**EXERCISE OBJECTIVE**.
Take the lines from the one with "Extract all readable text from this page." to the end of the listing, both ends included, and quote them exactly, leaving pictures out.

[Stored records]
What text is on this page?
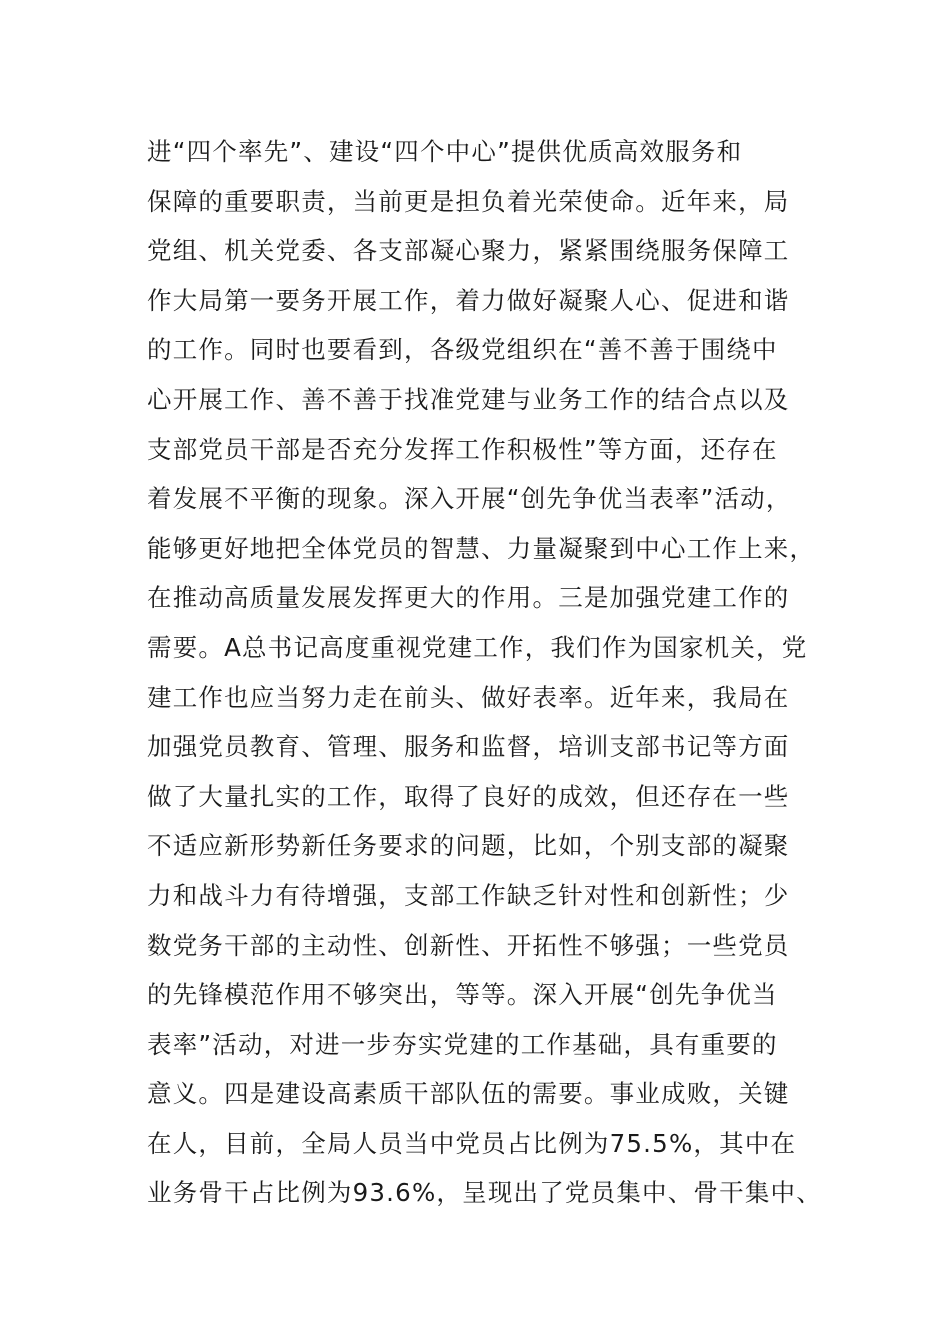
进“四个率先”、建设“四个中心”提供优质高效服务和
保障的重要职责，当前更是担负着光荣使命。近年来，局
党组、机关党委、各支部凝心聚力，紧紧围绕服务保障工
作大局第一要务开展工作，着力做好凝聚人心、促进和谐
的工作。同时也要看到，各级党组织在“善不善于围绕中
心开展工作、善不善于找准党建与业务工作的结合点以及
支部党员干部是否充分发挥工作积极性”等方面，还存在
着发展不平衡的现象。深入开展“创先争优当表率”活动，
能够更好地把全体党员的智慧、力量凝聚到中心工作上来，
在推动高质量发展发挥更大的作用。三是加强党建工作的
需要。A总书记高度重视党建工作，我们作为国家机关，党
建工作也应当努力走在前头、做好表率。近年来，我局在
加强党员教育、管理、服务和监督，培训支部书记等方面
做了大量扎实的工作，取得了良好的成效，但还存在一些
不适应新形势新任务要求的问题，比如，个别支部的凝聚
力和战斗力有待增强，支部工作缺乏针对性和创新性；少
数党务干部的主动性、创新性、开拓性不够强；一些党员
的先锋模范作用不够突出，等等。深入开展“创先争优当
表率”活动，对进一步夯实党建的工作基础，具有重要的
意义。四是建设高素质干部队伍的需要。事业成败，关键
在人，目前，全局人员当中党员占比例为75.5%，其中在
业务骨干占比例为93.6%，呈现出了党员集中、骨干集中、
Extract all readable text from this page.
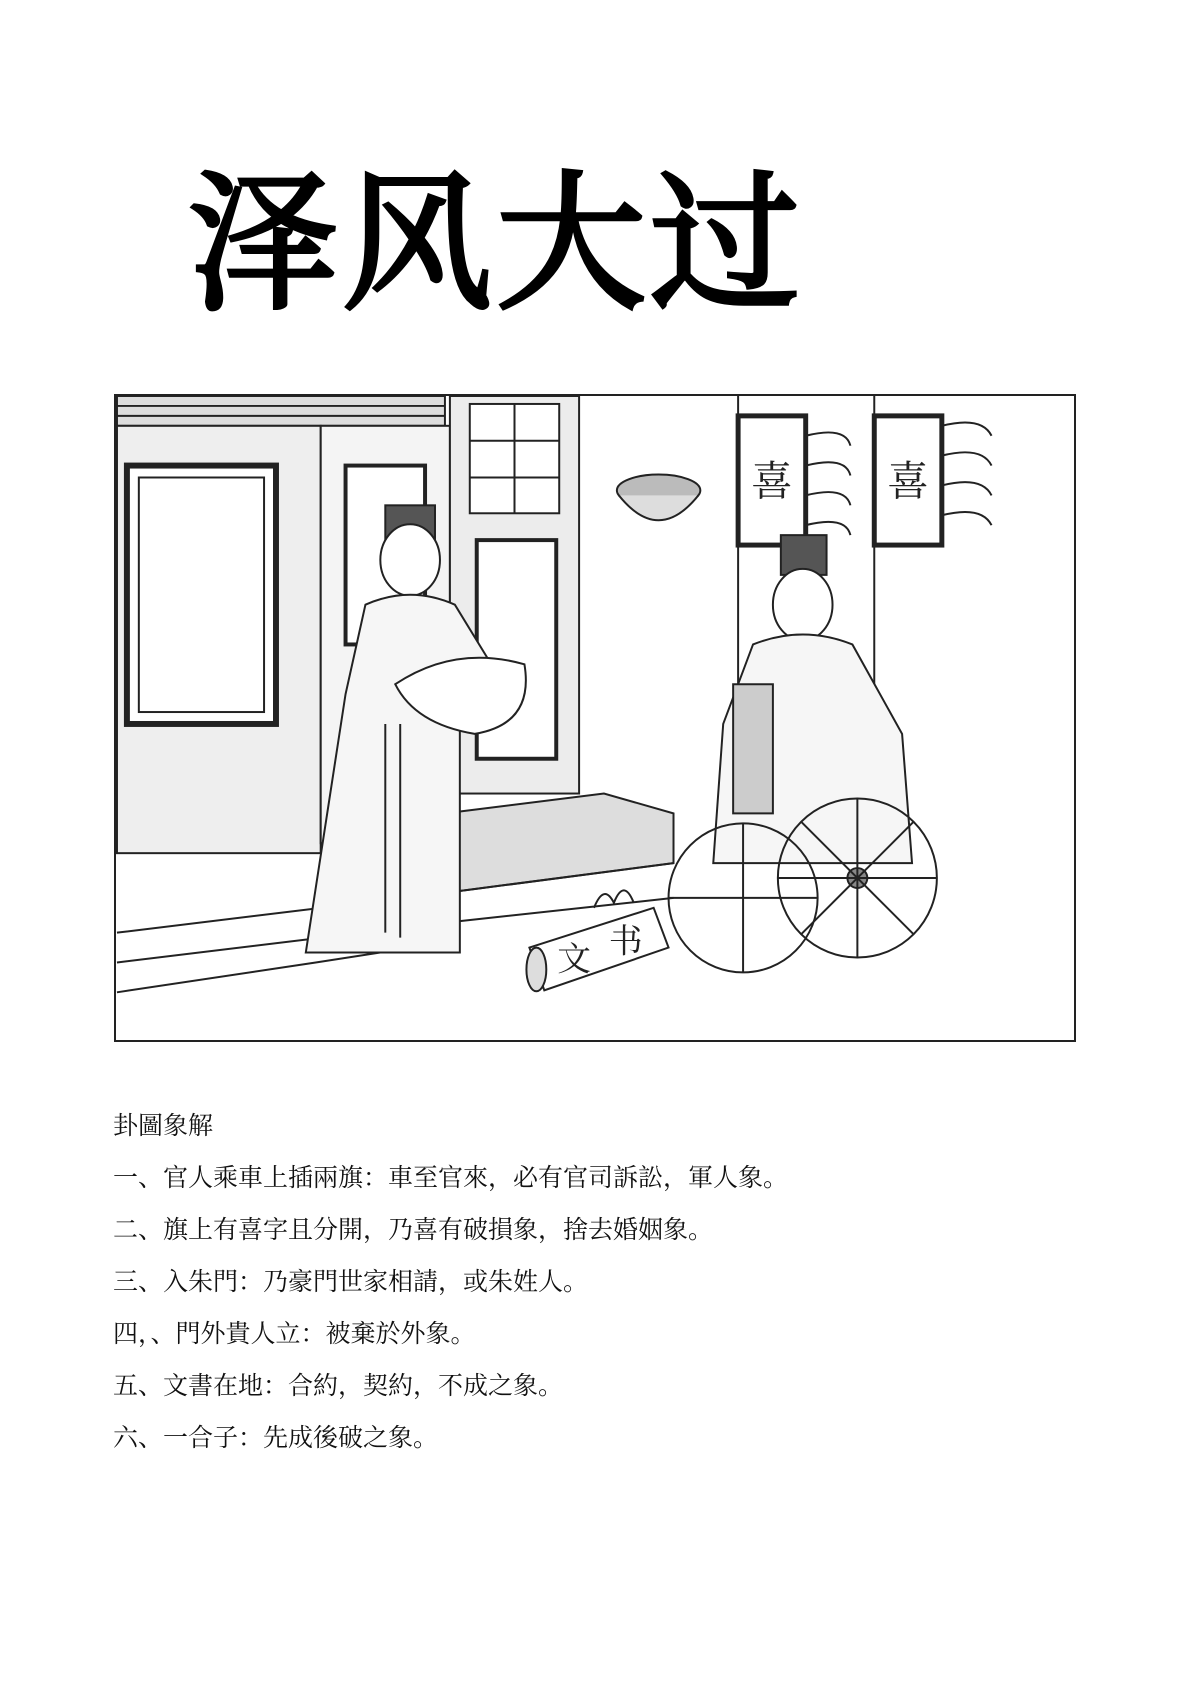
泽风大过
喜 喜
文 书
卦圖象解
一、官人乘車上插兩旗：車至官來，必有官司訴訟，軍人象。
二、旗上有喜字且分開，乃喜有破損象，捨去婚姻象。
三、入朱門：乃豪門世家相請，或朱姓人。
四，、門外貴人立：被棄於外象。
五、文書在地：合約，契約，不成之象。
六、一合子：先成後破之象。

**CORRECT RESPONSE**.
Extract all readable text from this page.
泽风大过
喜 喜
文 书
卦圖象解
一、官人乘車上插兩旗：車至官來，必有官司訴訟，軍人象。
二、旗上有喜字且分開，乃喜有破損象，捨去婚姻象。
三、入朱門：乃豪門世家相請，或朱姓人。
四，、門外貴人立：被棄於外象。
五、文書在地：合約，契約，不成之象。
六、一合子：先成後破之象。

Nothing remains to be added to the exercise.